> _TASK GOAL_: Using the abstract on chloroform structuring around cellulose triacetate, explain in one to three sentences why the acetyl side chains of CTA kept a stable conformation in DMSO but not in chloroform.

> _PROVIDED TEXT_:
Molecular Modeling of the Solvent Structuring of Chloroform around Cellulose Triacetate

Abstract

Abstract A molecular dynamics simulation of the hexamer units of cellulose triacetate (CTA) in chloroform was performed to investigate the solvent structuring and dynamics behavior of chloroform molecules around the CTA polymer. During the simulation, a large fluctuation in the main chain conformation of CTA was observed in this solvent. Moreover, ring puckering of the glucose unit was also observed. In order to investigate the solvent structuring of chloroform around the solute molecule, the site-specified radial distribution function and the average velocity of the solvent atoms were precisely analyzed as a function of the distance from the CTA site. The results were compared with that obtained in our previous simulation of CTA in DMSO. The comparison showed that some DMSO molecules were strongly attracted by CTA sites, such as acetyl methyl residue, while the chloroform molecules were weakly attracted by the carbonyl oxygen of CTA. These differences affect the stability of the conformation of CTA in different solvents. In chloroform, the conformation of acetyl residues, especially at the 6 position, were rotating widely in every monomer unit, which caused a large fluctuation on the main-chain conformation. On the other hand, all acetyl side chains maintained a stable conformation in DMSO because of the strong association of DMSO molecules to the acetyl residue of CTA. The role of the solvent effects on the conformation of the polymer in solution was considered at the molecular level in this work.

> _RECORDS PROVIDED_:
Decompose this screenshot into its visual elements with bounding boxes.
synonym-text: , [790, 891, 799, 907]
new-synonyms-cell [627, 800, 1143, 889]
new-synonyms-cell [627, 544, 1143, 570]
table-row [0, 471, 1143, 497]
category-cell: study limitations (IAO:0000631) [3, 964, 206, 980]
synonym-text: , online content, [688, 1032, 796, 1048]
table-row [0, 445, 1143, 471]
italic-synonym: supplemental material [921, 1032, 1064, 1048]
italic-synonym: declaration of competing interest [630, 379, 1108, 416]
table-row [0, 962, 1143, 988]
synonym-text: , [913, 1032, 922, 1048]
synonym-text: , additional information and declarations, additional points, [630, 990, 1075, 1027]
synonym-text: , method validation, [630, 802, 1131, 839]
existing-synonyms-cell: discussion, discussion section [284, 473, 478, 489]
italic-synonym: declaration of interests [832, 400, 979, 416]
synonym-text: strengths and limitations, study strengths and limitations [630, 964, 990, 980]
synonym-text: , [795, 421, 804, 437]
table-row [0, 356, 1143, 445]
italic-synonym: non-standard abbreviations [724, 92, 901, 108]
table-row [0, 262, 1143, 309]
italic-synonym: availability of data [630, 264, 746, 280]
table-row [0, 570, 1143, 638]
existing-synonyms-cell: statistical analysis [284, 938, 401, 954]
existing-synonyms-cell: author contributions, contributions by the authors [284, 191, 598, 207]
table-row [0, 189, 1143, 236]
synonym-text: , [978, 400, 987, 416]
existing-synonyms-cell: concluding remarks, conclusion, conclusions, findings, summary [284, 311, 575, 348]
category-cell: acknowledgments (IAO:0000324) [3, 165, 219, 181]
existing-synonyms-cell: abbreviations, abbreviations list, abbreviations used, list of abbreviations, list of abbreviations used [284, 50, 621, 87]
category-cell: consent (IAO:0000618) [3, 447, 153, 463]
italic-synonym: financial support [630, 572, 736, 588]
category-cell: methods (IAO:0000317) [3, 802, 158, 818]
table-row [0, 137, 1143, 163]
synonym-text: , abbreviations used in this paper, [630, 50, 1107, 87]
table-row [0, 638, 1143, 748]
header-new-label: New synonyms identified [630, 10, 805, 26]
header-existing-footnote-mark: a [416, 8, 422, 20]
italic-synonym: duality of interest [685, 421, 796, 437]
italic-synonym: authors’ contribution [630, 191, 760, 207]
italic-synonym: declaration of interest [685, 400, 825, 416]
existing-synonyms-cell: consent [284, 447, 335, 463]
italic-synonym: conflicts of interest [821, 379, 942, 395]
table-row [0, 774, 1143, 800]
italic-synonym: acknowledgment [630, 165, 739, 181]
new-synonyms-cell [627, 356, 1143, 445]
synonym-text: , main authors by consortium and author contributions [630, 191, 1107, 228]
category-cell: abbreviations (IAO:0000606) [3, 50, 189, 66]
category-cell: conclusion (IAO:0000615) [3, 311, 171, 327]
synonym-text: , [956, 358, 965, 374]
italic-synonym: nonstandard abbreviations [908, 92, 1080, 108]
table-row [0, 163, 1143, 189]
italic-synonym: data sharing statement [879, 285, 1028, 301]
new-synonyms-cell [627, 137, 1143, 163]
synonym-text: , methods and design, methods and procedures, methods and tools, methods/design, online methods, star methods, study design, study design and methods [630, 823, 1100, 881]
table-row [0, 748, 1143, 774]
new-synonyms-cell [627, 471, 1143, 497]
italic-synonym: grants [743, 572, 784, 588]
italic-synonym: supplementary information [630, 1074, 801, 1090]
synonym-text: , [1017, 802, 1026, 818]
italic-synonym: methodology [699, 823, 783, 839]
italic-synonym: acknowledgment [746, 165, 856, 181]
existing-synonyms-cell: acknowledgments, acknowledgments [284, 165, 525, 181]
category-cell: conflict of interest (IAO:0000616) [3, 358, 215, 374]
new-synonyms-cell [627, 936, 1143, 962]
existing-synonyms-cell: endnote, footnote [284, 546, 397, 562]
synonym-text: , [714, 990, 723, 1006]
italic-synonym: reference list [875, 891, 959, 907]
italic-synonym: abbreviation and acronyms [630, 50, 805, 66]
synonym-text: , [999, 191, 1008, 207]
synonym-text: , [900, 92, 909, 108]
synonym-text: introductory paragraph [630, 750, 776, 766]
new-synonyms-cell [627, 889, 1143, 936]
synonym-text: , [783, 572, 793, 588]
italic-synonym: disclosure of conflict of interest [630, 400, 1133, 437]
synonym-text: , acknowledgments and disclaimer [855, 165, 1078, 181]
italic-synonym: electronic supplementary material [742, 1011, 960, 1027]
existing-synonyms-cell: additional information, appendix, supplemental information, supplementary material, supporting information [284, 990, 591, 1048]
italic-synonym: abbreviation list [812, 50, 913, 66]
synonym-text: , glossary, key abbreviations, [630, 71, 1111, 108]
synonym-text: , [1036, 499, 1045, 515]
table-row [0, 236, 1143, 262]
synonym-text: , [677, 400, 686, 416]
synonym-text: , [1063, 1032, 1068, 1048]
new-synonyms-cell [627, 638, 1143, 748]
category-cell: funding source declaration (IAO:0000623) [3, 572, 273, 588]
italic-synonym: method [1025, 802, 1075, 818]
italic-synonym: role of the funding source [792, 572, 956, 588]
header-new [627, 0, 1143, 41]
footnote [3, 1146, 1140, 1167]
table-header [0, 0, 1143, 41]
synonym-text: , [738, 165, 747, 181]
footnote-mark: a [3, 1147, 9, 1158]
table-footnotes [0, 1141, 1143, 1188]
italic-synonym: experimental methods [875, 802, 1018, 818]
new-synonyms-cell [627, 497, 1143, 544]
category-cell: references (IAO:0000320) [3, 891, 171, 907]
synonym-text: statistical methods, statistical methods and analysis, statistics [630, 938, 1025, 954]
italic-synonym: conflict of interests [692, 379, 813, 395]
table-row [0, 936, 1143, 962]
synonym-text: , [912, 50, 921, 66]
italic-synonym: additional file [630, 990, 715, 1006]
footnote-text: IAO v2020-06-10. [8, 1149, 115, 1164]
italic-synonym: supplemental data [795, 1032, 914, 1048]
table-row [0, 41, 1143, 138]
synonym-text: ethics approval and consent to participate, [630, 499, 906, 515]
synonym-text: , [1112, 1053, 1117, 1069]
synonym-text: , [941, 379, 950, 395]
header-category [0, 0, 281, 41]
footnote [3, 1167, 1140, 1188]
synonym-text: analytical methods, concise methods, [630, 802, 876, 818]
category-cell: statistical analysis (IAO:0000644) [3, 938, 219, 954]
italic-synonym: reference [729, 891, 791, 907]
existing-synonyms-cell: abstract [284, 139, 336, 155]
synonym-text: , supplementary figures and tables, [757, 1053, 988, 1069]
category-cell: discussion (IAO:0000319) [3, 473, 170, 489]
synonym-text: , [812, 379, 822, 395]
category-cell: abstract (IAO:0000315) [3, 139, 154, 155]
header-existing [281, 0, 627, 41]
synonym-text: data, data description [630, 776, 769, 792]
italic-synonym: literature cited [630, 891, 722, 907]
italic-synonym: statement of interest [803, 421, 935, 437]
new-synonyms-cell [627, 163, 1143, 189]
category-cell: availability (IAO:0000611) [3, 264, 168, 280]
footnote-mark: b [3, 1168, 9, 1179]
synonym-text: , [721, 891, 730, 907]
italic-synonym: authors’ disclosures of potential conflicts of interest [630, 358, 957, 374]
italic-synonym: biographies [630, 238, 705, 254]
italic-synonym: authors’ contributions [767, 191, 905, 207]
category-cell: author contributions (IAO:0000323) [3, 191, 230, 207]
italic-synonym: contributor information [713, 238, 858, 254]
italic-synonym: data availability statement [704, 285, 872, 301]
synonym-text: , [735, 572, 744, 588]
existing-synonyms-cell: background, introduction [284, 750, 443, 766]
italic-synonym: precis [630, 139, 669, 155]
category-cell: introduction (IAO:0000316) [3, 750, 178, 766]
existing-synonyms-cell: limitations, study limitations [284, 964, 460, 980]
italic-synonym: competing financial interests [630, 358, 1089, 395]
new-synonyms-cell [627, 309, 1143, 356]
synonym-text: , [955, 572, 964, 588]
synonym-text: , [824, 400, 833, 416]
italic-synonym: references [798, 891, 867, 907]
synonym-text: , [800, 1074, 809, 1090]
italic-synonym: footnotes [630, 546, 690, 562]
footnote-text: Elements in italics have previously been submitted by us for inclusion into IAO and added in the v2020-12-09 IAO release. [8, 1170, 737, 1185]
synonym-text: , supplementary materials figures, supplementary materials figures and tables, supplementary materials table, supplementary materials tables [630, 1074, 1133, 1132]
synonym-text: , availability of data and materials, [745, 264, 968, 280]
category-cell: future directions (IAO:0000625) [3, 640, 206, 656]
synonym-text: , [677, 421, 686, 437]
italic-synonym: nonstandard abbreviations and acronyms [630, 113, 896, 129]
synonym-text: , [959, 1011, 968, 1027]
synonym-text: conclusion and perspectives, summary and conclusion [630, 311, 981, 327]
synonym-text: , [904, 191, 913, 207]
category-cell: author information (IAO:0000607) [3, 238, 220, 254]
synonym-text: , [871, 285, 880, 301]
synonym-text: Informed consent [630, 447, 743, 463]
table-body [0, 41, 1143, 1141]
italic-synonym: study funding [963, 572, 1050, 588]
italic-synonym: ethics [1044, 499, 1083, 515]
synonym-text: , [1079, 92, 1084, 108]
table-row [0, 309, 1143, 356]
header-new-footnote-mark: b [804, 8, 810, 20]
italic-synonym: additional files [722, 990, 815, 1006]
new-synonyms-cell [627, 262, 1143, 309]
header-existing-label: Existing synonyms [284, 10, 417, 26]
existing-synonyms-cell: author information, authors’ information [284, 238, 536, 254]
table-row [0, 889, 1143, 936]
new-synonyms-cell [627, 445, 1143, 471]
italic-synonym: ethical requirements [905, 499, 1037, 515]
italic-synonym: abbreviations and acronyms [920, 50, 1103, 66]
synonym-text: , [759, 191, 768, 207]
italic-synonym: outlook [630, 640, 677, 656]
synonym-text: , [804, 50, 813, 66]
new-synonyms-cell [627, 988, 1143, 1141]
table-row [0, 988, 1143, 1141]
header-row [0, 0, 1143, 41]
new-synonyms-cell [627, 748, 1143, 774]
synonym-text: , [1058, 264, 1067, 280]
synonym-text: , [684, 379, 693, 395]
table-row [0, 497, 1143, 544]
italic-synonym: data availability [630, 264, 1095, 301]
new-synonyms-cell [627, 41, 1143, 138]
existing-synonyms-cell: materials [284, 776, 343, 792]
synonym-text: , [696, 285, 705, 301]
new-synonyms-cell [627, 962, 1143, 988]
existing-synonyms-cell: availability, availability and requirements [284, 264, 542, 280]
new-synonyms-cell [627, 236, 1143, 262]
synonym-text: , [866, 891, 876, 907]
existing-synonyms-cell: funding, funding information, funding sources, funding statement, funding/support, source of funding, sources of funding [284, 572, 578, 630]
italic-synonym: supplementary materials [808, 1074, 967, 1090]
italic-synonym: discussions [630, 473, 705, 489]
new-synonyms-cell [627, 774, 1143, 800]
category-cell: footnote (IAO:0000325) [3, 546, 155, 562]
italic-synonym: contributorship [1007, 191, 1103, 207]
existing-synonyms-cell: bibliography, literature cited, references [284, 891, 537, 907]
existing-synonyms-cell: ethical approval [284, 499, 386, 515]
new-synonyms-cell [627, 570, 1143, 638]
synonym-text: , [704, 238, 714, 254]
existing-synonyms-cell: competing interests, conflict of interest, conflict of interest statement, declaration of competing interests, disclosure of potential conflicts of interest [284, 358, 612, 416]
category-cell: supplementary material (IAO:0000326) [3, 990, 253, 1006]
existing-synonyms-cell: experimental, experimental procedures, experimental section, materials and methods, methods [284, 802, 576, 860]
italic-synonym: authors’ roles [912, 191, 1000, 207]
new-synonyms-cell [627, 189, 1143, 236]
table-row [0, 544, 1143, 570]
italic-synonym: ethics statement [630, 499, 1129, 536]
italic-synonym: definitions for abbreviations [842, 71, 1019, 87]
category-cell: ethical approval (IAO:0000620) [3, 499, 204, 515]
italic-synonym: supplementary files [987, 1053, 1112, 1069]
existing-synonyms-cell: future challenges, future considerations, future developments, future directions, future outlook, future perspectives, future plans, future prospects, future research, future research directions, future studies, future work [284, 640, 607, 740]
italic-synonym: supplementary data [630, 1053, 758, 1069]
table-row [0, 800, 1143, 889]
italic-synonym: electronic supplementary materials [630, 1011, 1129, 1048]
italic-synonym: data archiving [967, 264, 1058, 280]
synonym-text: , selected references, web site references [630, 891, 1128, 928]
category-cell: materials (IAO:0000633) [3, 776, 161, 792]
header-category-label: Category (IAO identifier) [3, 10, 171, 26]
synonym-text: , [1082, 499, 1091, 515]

> _RESPONSE TO THE EXERCISE_: In DMSO, the acetyl side chains stayed stable because DMSO molecules associated strongly with the acetyl residues of CTA. Chloroform molecules were only weakly attracted, and only by the carbonyl oxygen. As a result, the acetyl residues in chloroform rotated widely in every monomer unit, especially at the 6 position.